EXERCISE INPUTS:
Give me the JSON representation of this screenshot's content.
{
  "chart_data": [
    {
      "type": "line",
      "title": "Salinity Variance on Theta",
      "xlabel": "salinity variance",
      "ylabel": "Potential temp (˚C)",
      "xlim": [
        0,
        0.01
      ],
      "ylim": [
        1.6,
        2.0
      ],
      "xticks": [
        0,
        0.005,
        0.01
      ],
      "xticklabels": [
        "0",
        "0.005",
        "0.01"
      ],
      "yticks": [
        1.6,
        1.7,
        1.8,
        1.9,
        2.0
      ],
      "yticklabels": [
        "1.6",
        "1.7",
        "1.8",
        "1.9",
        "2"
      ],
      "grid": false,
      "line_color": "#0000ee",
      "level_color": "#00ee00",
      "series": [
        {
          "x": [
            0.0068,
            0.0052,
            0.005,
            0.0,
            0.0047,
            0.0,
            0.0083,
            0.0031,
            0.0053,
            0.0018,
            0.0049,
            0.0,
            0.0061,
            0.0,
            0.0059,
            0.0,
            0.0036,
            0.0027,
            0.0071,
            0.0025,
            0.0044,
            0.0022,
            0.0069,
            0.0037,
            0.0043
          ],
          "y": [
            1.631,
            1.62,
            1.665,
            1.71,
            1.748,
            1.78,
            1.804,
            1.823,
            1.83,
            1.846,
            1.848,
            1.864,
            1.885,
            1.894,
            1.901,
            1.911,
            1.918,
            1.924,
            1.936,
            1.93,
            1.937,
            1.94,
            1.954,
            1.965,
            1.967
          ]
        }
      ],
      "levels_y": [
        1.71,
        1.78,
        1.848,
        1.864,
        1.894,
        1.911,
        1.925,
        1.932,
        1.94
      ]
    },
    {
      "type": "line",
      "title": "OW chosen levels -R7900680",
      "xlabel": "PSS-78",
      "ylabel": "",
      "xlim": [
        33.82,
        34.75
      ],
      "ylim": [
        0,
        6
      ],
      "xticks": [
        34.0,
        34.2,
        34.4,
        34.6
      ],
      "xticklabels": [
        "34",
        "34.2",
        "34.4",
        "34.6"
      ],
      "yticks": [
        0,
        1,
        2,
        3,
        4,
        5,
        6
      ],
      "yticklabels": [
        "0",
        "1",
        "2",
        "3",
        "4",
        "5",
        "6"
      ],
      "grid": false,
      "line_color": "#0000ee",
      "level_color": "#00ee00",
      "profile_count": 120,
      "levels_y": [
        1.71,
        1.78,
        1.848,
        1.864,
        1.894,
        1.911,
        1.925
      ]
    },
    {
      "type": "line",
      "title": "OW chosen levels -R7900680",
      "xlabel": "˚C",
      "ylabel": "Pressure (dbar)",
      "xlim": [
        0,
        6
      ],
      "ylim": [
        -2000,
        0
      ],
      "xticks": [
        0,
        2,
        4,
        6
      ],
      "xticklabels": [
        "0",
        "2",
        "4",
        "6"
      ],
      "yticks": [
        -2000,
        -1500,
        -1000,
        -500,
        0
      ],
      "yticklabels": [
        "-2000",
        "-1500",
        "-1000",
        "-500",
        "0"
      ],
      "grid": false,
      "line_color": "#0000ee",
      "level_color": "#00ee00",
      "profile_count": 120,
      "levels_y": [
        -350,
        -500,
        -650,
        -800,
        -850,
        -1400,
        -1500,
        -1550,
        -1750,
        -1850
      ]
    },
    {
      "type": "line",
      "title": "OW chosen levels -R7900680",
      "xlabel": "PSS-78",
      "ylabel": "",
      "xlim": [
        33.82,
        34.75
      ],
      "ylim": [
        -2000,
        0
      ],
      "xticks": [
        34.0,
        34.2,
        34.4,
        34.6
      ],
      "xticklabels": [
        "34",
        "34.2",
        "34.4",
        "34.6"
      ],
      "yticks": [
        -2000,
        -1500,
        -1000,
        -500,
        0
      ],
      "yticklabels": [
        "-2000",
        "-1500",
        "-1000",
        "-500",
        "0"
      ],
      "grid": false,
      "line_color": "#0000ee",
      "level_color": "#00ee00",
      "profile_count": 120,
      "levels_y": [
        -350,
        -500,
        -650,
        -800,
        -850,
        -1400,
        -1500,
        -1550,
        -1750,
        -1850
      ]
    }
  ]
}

OBJECTIVE: From the first line to the last, please quote the material above exactly.

COMPLETE ANSWER:
Give me the JSON representation of this screenshot's content.
{
  "chart_data": [
    {
      "type": "line",
      "title": "Salinity Variance on Theta",
      "xlabel": "salinity variance",
      "ylabel": "Potential temp (˚C)",
      "xlim": [
        0,
        0.01
      ],
      "ylim": [
        1.6,
        2.0
      ],
      "xticks": [
        0,
        0.005,
        0.01
      ],
      "xticklabels": [
        "0",
        "0.005",
        "0.01"
      ],
      "yticks": [
        1.6,
        1.7,
        1.8,
        1.9,
        2.0
      ],
      "yticklabels": [
        "1.6",
        "1.7",
        "1.8",
        "1.9",
        "2"
      ],
      "grid": false,
      "line_color": "#0000ee",
      "level_color": "#00ee00",
      "series": [
        {
          "x": [
            0.0068,
            0.0052,
            0.005,
            0.0,
            0.0047,
            0.0,
            0.0083,
            0.0031,
            0.0053,
            0.0018,
            0.0049,
            0.0,
            0.0061,
            0.0,
            0.0059,
            0.0,
            0.0036,
            0.0027,
            0.0071,
            0.0025,
            0.0044,
            0.0022,
            0.0069,
            0.0037,
            0.0043
          ],
          "y": [
            1.631,
            1.62,
            1.665,
            1.71,
            1.748,
            1.78,
            1.804,
            1.823,
            1.83,
            1.846,
            1.848,
            1.864,
            1.885,
            1.894,
            1.901,
            1.911,
            1.918,
            1.924,
            1.936,
            1.93,
            1.937,
            1.94,
            1.954,
            1.965,
            1.967
          ]
        }
      ],
      "levels_y": [
        1.71,
        1.78,
        1.848,
        1.864,
        1.894,
        1.911,
        1.925,
        1.932,
        1.94
      ]
    },
    {
      "type": "line",
      "title": "OW chosen levels -R7900680",
      "xlabel": "PSS-78",
      "ylabel": "",
      "xlim": [
        33.82,
        34.75
      ],
      "ylim": [
        0,
        6
      ],
      "xticks": [
        34.0,
        34.2,
        34.4,
        34.6
      ],
      "xticklabels": [
        "34",
        "34.2",
        "34.4",
        "34.6"
      ],
      "yticks": [
        0,
        1,
        2,
        3,
        4,
        5,
        6
      ],
      "yticklabels": [
        "0",
        "1",
        "2",
        "3",
        "4",
        "5",
        "6"
      ],
      "grid": false,
      "line_color": "#0000ee",
      "level_color": "#00ee00",
      "profile_count": 120,
      "levels_y": [
        1.71,
        1.78,
        1.848,
        1.864,
        1.894,
        1.911,
        1.925
      ]
    },
    {
      "type": "line",
      "title": "OW chosen levels -R7900680",
      "xlabel": "˚C",
      "ylabel": "Pressure (dbar)",
      "xlim": [
        0,
        6
      ],
      "ylim": [
        -2000,
        0
      ],
      "xticks": [
        0,
        2,
        4,
        6
      ],
      "xticklabels": [
        "0",
        "2",
        "4",
        "6"
      ],
      "yticks": [
        -2000,
        -1500,
        -1000,
        -500,
        0
      ],
      "yticklabels": [
        "-2000",
        "-1500",
        "-1000",
        "-500",
        "0"
      ],
      "grid": false,
      "line_color": "#0000ee",
      "level_color": "#00ee00",
      "profile_count": 120,
      "levels_y": [
        -350,
        -500,
        -650,
        -800,
        -850,
        -1400,
        -1500,
        -1550,
        -1750,
        -1850
      ]
    },
    {
      "type": "line",
      "title": "OW chosen levels -R7900680",
      "xlabel": "PSS-78",
      "ylabel": "",
      "xlim": [
        33.82,
        34.75
      ],
      "ylim": [
        -2000,
        0
      ],
      "xticks": [
        34.0,
        34.2,
        34.4,
        34.6
      ],
      "xticklabels": [
        "34",
        "34.2",
        "34.4",
        "34.6"
      ],
      "yticks": [
        -2000,
        -1500,
        -1000,
        -500,
        0
      ],
      "yticklabels": [
        "-2000",
        "-1500",
        "-1000",
        "-500",
        "0"
      ],
      "grid": false,
      "line_color": "#0000ee",
      "level_color": "#00ee00",
      "profile_count": 120,
      "levels_y": [
        -350,
        -500,
        -650,
        -800,
        -850,
        -1400,
        -1500,
        -1550,
        -1750,
        -1850
      ]
    }
  ]
}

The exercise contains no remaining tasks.